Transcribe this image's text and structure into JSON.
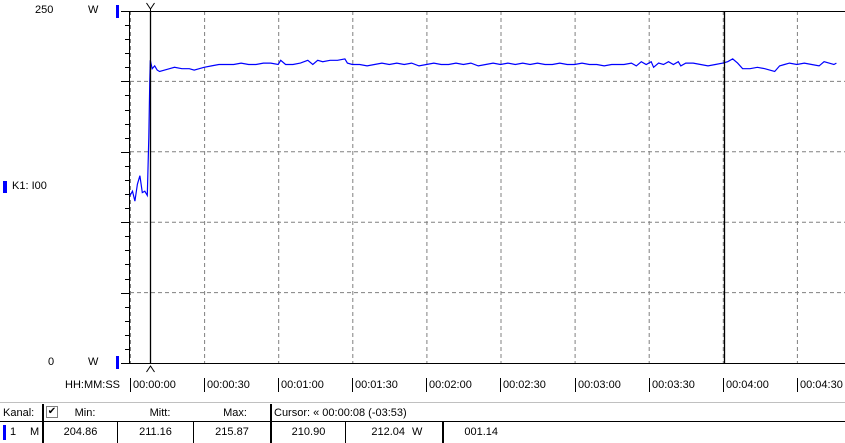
{
  "axis": {
    "y_top_label": "250",
    "y_bottom_label": "0",
    "y_unit": "W",
    "time_format_label": "HH:MM:SS",
    "time_ticks": [
      "00:00:00",
      "00:00:30",
      "00:01:00",
      "00:01:30",
      "00:02:00",
      "00:02:30",
      "00:03:00",
      "00:03:30",
      "00:04:00",
      "00:04:30"
    ]
  },
  "channel_label": "K1: I00",
  "colors": {
    "series": "#0000ff",
    "cursor": "#000000",
    "cursor_highlight": "#ffff00",
    "grid": "#808080"
  },
  "chart_data": {
    "type": "line",
    "ylim": [
      0,
      250
    ],
    "xlim_seconds": [
      0,
      288
    ],
    "grid": true,
    "y_major_step": 50,
    "y_minor_step": 10,
    "x_major_step_seconds": 30,
    "cursors_seconds": [
      8,
      240.5
    ],
    "series": [
      {
        "points": [
          [
            0,
            119
          ],
          [
            1,
            122
          ],
          [
            2,
            115
          ],
          [
            3,
            127
          ],
          [
            4,
            133
          ],
          [
            5,
            121
          ],
          [
            6,
            122
          ],
          [
            7,
            119
          ],
          [
            7.6,
            160
          ],
          [
            8,
            201
          ],
          [
            8.2,
            215
          ],
          [
            9,
            209
          ],
          [
            10,
            211
          ],
          [
            11,
            208
          ],
          [
            12,
            207
          ],
          [
            14,
            208
          ],
          [
            16,
            209
          ],
          [
            18,
            210
          ],
          [
            21,
            209
          ],
          [
            24,
            209
          ],
          [
            26,
            208
          ],
          [
            28,
            209
          ],
          [
            30,
            210
          ],
          [
            33,
            211
          ],
          [
            36,
            212
          ],
          [
            39,
            212
          ],
          [
            42,
            212
          ],
          [
            45,
            213
          ],
          [
            48,
            212
          ],
          [
            51,
            212
          ],
          [
            54,
            213
          ],
          [
            57,
            213
          ],
          [
            60,
            212
          ],
          [
            61,
            215
          ],
          [
            63,
            212
          ],
          [
            66,
            212
          ],
          [
            69,
            213
          ],
          [
            72,
            215
          ],
          [
            74,
            212
          ],
          [
            76,
            215
          ],
          [
            78,
            214
          ],
          [
            81,
            215
          ],
          [
            84,
            215
          ],
          [
            87,
            216
          ],
          [
            88,
            213
          ],
          [
            90,
            212
          ],
          [
            93,
            212
          ],
          [
            96,
            211
          ],
          [
            99,
            212
          ],
          [
            102,
            213
          ],
          [
            105,
            212
          ],
          [
            108,
            213
          ],
          [
            111,
            212
          ],
          [
            114,
            213
          ],
          [
            117,
            211
          ],
          [
            120,
            212
          ],
          [
            123,
            213
          ],
          [
            126,
            212
          ],
          [
            129,
            212
          ],
          [
            132,
            213
          ],
          [
            135,
            212
          ],
          [
            138,
            213
          ],
          [
            141,
            211
          ],
          [
            144,
            212
          ],
          [
            147,
            213
          ],
          [
            150,
            212
          ],
          [
            153,
            213
          ],
          [
            156,
            212
          ],
          [
            159,
            213
          ],
          [
            162,
            212
          ],
          [
            165,
            213
          ],
          [
            168,
            212
          ],
          [
            171,
            212
          ],
          [
            174,
            213
          ],
          [
            177,
            212
          ],
          [
            180,
            212
          ],
          [
            183,
            213
          ],
          [
            186,
            212
          ],
          [
            189,
            212
          ],
          [
            192,
            211
          ],
          [
            195,
            212
          ],
          [
            198,
            212
          ],
          [
            200,
            212
          ],
          [
            203,
            213
          ],
          [
            205,
            211
          ],
          [
            207,
            214
          ],
          [
            209,
            212
          ],
          [
            211,
            214
          ],
          [
            212,
            210
          ],
          [
            214,
            213
          ],
          [
            216,
            212
          ],
          [
            218,
            214
          ],
          [
            220,
            212
          ],
          [
            222,
            214
          ],
          [
            223,
            211
          ],
          [
            225,
            213
          ],
          [
            228,
            213
          ],
          [
            231,
            212
          ],
          [
            234,
            211
          ],
          [
            237,
            212
          ],
          [
            240,
            213
          ],
          [
            242,
            214
          ],
          [
            244,
            216
          ],
          [
            246,
            213
          ],
          [
            248,
            209
          ],
          [
            251,
            209
          ],
          [
            254,
            210
          ],
          [
            257,
            209
          ],
          [
            259,
            208
          ],
          [
            261,
            207
          ],
          [
            263,
            211
          ],
          [
            265,
            212
          ],
          [
            267,
            213
          ],
          [
            270,
            212
          ],
          [
            273,
            213
          ],
          [
            276,
            212
          ],
          [
            279,
            211
          ],
          [
            281,
            214
          ],
          [
            283,
            213
          ],
          [
            285,
            212
          ],
          [
            286,
            213
          ]
        ]
      }
    ]
  },
  "table": {
    "header": {
      "kanal": "Kanal:",
      "checked": true,
      "min": "Min:",
      "mitt": "Mitt:",
      "max": "Max:",
      "cursor": "Cursor: « 00:00:08 (-03:53)"
    },
    "row": {
      "channel": "1",
      "mode": "M",
      "min": "204.86",
      "mitt": "211.16",
      "max": "215.87",
      "cursor_value": "210.90",
      "cursor2_value": "212.04",
      "unit": "W",
      "diff": "001.14"
    }
  }
}
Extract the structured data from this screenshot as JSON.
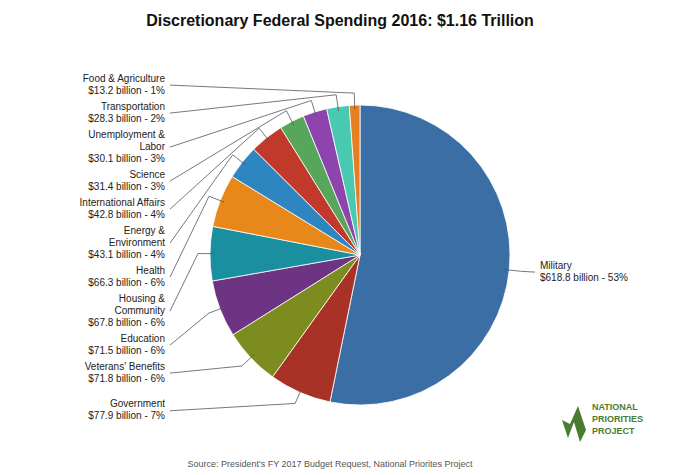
{
  "chart_data": {
    "type": "pie",
    "title": "Discretionary Federal Spending 2016: $1.16 Trillion",
    "categories": [
      "Military",
      "Government",
      "Veterans' Benefits",
      "Education",
      "Housing &\nCommunity",
      "Health",
      "Energy &\nEnvironment",
      "International Affairs",
      "Science",
      "Unemployment &\nLabor",
      "Transportation",
      "Food & Agriculture"
    ],
    "values": [
      618.8,
      77.9,
      71.8,
      71.5,
      67.8,
      66.3,
      43.1,
      42.8,
      31.4,
      30.1,
      28.3,
      13.2
    ],
    "value_labels": [
      "$618.8 billion - 53%",
      "$77.9 billion - 7%",
      "$71.8 billion - 6%",
      "$71.5 billion - 6%",
      "$67.8 billion - 6%",
      "$66.3 billion - 6%",
      "$43.1 billion - 4%",
      "$42.8 billion - 4%",
      "$31.4 billion - 3%",
      "$30.1 billion - 3%",
      "$28.3 billion - 2%",
      "$13.2 billion - 1%"
    ],
    "colors": [
      "#3B6EA5",
      "#A93226",
      "#7D8C1F",
      "#6C3483",
      "#1A8FA0",
      "#E8871A",
      "#2E86C1",
      "#C0392B",
      "#58A65C",
      "#8E44AD",
      "#48C9B0",
      "#E67E22"
    ],
    "data_labels": true,
    "annotations": [
      "Source: President's FY 2017 Budget Request, National Priorites Project",
      "NATIONAL",
      "PRIORITIES",
      "PROJECT"
    ]
  }
}
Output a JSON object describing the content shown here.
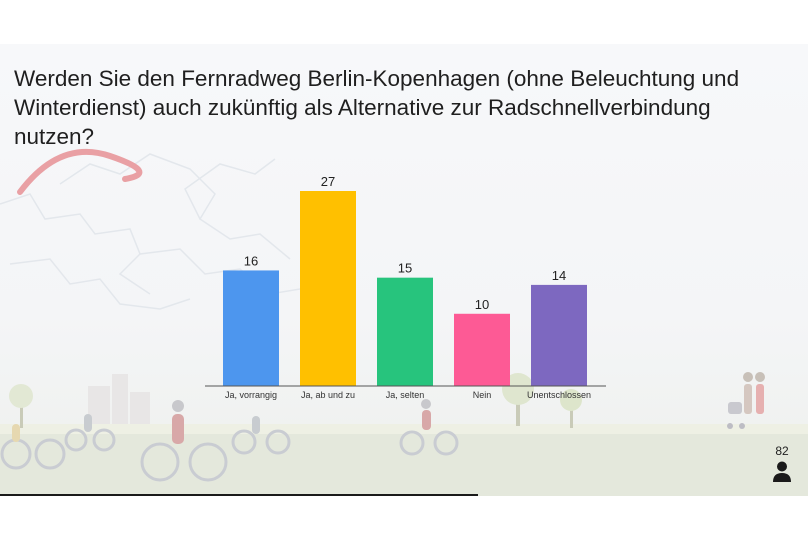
{
  "question": "Werden Sie den Fernradweg Berlin-Kopenhagen (ohne Beleuchtung und Winterdienst) auch zukünftig als Alternative zur Radschnellverbindung nutzen?",
  "respondents": "82",
  "respondent_icon": "person-icon",
  "chart_data": {
    "type": "bar",
    "categories": [
      "Ja, vorrangig",
      "Ja, ab und zu",
      "Ja, selten",
      "Nein",
      "Unentschlossen"
    ],
    "values": [
      16,
      27,
      15,
      10,
      14
    ],
    "colors": [
      "#4d96ee",
      "#ffc000",
      "#27c47d",
      "#fd5a95",
      "#7d68c0"
    ],
    "title": "",
    "xlabel": "",
    "ylabel": "",
    "ylim": [
      0,
      27
    ],
    "grid": false,
    "legend": "none"
  }
}
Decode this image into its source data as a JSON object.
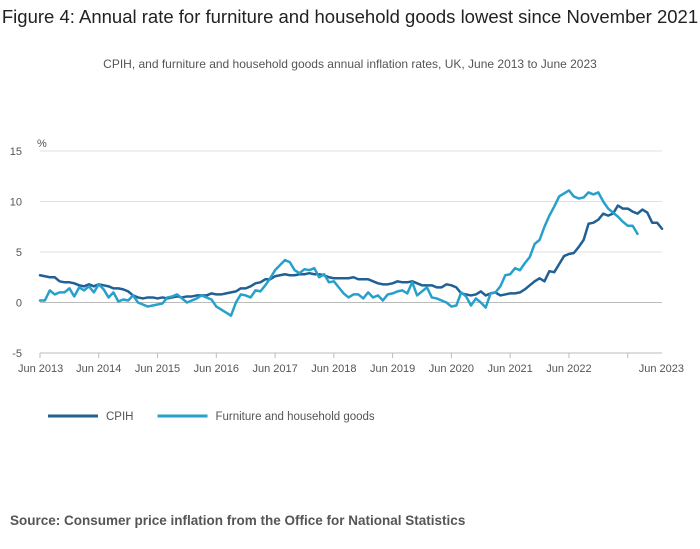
{
  "title": "Figure 4: Annual rate for furniture and household goods lowest since November 2021",
  "subtitle": "CPIH, and furniture and household goods annual inflation rates, UK, June 2013 to June 2023",
  "source": "Source: Consumer price inflation from the Office for National Statistics",
  "colors": {
    "cpih": "#206095",
    "furniture": "#27a0cc",
    "grid": "#e0e0e0",
    "axis": "#bbbbbb",
    "text": "#555555"
  },
  "chart_data": {
    "type": "line",
    "title": "Figure 4: Annual rate for furniture and household goods lowest since November 2021",
    "ylabel": "%",
    "xlabel": "",
    "ylim": [
      -5,
      15
    ],
    "yticks": [
      "15",
      "10",
      "5",
      "0",
      "-5"
    ],
    "ytick_values": [
      15,
      10,
      5,
      0,
      -5
    ],
    "xticks": [
      "Jun 2013",
      "Jun 2014",
      "Jun 2015",
      "Jun 2016",
      "Jun 2017",
      "Jun 2018",
      "Jun 2019",
      "Jun 2020",
      "Jun 2021",
      "Jun 2022",
      "Jun 2023"
    ],
    "x_start": "Jun 2013",
    "x_end": "Jun 2023",
    "legend": "bottom-left",
    "series": [
      {
        "name": "CPIH",
        "key": "cpih",
        "values": [
          2.7,
          2.6,
          2.5,
          2.5,
          2.1,
          2.0,
          2.0,
          1.9,
          1.7,
          1.6,
          1.8,
          1.6,
          1.8,
          1.7,
          1.6,
          1.4,
          1.4,
          1.3,
          1.1,
          0.7,
          0.5,
          0.4,
          0.5,
          0.5,
          0.4,
          0.5,
          0.4,
          0.5,
          0.6,
          0.5,
          0.6,
          0.6,
          0.7,
          0.7,
          0.7,
          0.9,
          0.8,
          0.8,
          0.9,
          1.0,
          1.1,
          1.4,
          1.4,
          1.6,
          1.9,
          2.0,
          2.3,
          2.3,
          2.6,
          2.7,
          2.8,
          2.7,
          2.7,
          2.8,
          2.8,
          2.9,
          2.8,
          2.8,
          2.7,
          2.5,
          2.4,
          2.4,
          2.4,
          2.4,
          2.5,
          2.3,
          2.3,
          2.3,
          2.1,
          1.9,
          1.8,
          1.8,
          1.9,
          2.1,
          2.0,
          2.0,
          2.1,
          1.9,
          1.7,
          1.7,
          1.7,
          1.5,
          1.5,
          1.8,
          1.7,
          1.5,
          0.9,
          0.8,
          0.7,
          0.8,
          1.1,
          0.7,
          0.9,
          1.0,
          0.7,
          0.8,
          0.9,
          0.9,
          1.0,
          1.3,
          1.7,
          2.1,
          2.4,
          2.1,
          3.1,
          3.0,
          3.8,
          4.6,
          4.8,
          4.9,
          5.5,
          6.2,
          7.8,
          7.9,
          8.2,
          8.8,
          8.6,
          8.8,
          9.6,
          9.3,
          9.3,
          9.0,
          8.8,
          9.2,
          8.9,
          7.9,
          7.9,
          7.3
        ]
      },
      {
        "name": "Furniture and household goods",
        "key": "furniture",
        "values": [
          0.2,
          0.2,
          1.2,
          0.8,
          1.0,
          1.0,
          1.4,
          0.6,
          1.5,
          1.2,
          1.6,
          1.0,
          1.8,
          1.3,
          0.5,
          1.0,
          0.1,
          0.3,
          0.2,
          0.7,
          0.0,
          -0.2,
          -0.4,
          -0.3,
          -0.2,
          -0.1,
          0.5,
          0.6,
          0.8,
          0.4,
          0.0,
          0.2,
          0.4,
          0.7,
          0.5,
          0.3,
          -0.4,
          -0.7,
          -1.0,
          -1.3,
          0.0,
          0.8,
          0.7,
          0.5,
          1.2,
          1.1,
          1.7,
          2.4,
          3.2,
          3.7,
          4.2,
          4.0,
          3.2,
          2.9,
          3.3,
          3.2,
          3.4,
          2.5,
          2.8,
          2.0,
          2.1,
          1.5,
          0.9,
          0.5,
          0.8,
          0.8,
          0.4,
          1.0,
          0.5,
          0.7,
          0.2,
          0.8,
          0.9,
          1.1,
          1.2,
          0.9,
          2.0,
          0.7,
          1.1,
          1.5,
          0.5,
          0.4,
          0.2,
          0.0,
          -0.4,
          -0.3,
          1.0,
          0.6,
          -0.3,
          0.4,
          0.0,
          -0.5,
          0.9,
          1.0,
          1.6,
          2.7,
          2.8,
          3.4,
          3.2,
          3.9,
          4.5,
          5.8,
          6.2,
          7.5,
          8.6,
          9.5,
          10.5,
          10.8,
          11.1,
          10.5,
          10.3,
          10.4,
          10.9,
          10.7,
          10.9,
          10.0,
          9.3,
          8.9,
          8.5,
          8.0,
          7.6,
          7.6,
          6.8
        ]
      }
    ]
  }
}
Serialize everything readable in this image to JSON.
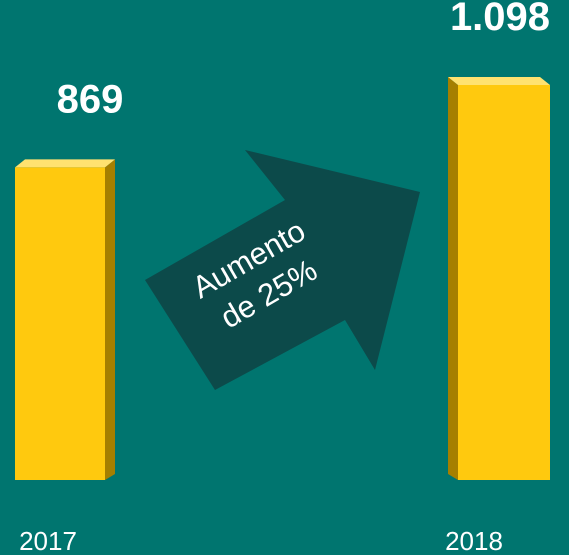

===

_DIRECTION_.
Scan the listing above for the word "Figure" and copy every line that holds it.

_RESPONSE FOR THIS EXERCISE_.
  "title": "Figure 4: Annual rate for furniture and household goods lowest since November 2021",
    "title": "Figure 4: Annual rate for furniture and household goods lowest since November 2021",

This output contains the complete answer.